-- Record excerpts follows --

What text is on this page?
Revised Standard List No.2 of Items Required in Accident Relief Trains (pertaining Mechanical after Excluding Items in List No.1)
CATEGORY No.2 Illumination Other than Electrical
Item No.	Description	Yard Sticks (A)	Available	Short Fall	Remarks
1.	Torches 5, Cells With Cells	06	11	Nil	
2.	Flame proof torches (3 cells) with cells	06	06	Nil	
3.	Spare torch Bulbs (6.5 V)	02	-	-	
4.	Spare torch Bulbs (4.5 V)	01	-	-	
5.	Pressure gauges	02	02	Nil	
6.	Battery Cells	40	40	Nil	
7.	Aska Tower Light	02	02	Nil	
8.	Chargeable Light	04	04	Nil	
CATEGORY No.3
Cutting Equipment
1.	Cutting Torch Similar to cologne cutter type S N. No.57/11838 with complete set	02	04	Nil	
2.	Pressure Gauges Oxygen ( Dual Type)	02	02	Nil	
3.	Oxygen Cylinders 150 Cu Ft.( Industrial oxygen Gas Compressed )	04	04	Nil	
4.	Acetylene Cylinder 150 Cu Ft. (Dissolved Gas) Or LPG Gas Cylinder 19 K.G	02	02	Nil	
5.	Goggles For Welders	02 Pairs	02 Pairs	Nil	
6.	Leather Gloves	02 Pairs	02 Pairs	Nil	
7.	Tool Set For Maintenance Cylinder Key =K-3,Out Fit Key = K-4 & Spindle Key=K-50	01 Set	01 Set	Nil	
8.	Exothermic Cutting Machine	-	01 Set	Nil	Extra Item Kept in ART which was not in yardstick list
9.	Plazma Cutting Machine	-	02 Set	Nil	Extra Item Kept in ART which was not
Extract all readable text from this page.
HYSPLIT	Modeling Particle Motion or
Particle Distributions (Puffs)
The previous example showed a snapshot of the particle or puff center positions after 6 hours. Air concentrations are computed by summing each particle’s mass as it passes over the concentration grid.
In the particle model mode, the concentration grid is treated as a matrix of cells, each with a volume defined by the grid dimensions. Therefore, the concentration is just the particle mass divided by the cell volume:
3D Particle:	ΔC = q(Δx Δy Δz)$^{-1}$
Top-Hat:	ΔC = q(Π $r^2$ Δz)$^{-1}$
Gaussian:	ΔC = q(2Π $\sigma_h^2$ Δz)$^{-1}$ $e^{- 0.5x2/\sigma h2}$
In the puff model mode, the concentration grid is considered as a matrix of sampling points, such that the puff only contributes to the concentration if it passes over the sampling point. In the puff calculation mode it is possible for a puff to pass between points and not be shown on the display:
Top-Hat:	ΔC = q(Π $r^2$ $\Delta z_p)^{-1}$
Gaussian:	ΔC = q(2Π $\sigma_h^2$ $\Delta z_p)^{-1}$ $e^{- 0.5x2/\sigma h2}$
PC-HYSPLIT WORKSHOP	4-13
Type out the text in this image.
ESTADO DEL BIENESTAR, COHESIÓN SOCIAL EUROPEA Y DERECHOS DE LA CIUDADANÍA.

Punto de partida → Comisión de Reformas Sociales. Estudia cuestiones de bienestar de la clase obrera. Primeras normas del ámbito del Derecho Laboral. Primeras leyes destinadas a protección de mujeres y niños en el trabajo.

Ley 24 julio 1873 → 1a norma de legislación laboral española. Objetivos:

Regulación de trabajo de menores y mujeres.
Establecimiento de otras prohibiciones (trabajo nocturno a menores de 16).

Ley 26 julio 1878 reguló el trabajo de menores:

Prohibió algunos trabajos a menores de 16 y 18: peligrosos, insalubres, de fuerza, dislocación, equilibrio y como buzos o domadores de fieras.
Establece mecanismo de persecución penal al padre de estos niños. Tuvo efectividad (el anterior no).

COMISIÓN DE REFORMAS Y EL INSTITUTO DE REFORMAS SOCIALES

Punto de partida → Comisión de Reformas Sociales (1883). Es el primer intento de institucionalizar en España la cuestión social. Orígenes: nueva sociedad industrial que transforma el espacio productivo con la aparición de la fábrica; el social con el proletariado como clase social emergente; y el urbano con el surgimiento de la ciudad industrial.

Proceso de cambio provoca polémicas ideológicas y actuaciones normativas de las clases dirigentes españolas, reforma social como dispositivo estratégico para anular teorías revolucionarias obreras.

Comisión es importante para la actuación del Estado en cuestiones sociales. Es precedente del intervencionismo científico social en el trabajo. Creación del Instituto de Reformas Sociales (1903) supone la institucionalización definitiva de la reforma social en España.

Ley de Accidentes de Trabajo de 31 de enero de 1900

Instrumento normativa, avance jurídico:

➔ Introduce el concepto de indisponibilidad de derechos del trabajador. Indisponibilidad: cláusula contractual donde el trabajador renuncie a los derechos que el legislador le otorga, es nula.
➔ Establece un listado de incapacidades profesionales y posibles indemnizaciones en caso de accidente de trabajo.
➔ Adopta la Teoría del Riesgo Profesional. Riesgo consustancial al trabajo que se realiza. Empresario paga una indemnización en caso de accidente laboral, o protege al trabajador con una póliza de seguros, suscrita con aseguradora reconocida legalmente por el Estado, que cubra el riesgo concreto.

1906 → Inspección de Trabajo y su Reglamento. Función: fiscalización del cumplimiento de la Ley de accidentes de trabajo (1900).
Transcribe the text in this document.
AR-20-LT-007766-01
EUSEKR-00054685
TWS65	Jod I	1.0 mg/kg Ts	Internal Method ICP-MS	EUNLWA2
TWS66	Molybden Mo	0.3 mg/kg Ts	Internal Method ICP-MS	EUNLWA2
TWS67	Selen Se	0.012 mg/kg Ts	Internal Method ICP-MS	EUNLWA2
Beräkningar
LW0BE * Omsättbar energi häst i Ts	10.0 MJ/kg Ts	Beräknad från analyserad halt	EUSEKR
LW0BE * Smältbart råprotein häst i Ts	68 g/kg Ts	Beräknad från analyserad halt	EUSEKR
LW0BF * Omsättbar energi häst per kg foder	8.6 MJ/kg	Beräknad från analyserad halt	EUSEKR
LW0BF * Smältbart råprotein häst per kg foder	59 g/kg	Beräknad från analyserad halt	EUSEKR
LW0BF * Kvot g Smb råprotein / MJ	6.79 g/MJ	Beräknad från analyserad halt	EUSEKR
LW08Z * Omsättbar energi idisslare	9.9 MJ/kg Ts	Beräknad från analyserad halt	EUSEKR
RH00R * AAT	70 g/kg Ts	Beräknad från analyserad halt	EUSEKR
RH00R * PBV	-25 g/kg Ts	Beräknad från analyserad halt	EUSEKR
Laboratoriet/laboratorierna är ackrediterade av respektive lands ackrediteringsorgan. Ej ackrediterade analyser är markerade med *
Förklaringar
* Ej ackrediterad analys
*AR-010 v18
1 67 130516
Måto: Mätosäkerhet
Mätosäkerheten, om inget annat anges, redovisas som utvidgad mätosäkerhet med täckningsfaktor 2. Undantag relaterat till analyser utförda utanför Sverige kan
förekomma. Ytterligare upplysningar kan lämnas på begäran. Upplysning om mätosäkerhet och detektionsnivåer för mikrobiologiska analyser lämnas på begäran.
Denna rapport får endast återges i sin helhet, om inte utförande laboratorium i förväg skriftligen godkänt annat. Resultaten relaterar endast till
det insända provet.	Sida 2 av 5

-- Record excerpts concluded --

- [Exercise description]: Pull every line that holds the string "Omsättbar" out of the records.

- [Output for this exercise]:
LW0BE * Omsättbar energi häst i Ts	10.0 MJ/kg Ts	Beräknad från analyserad halt	EUSEKR
LW0BF * Omsättbar energi häst per kg foder	8.6 MJ/kg	Beräknad från analyserad halt	EUSEKR
LW08Z * Omsättbar energi idisslare	9.9 MJ/kg Ts	Beräknad från analyserad halt	EUSEKR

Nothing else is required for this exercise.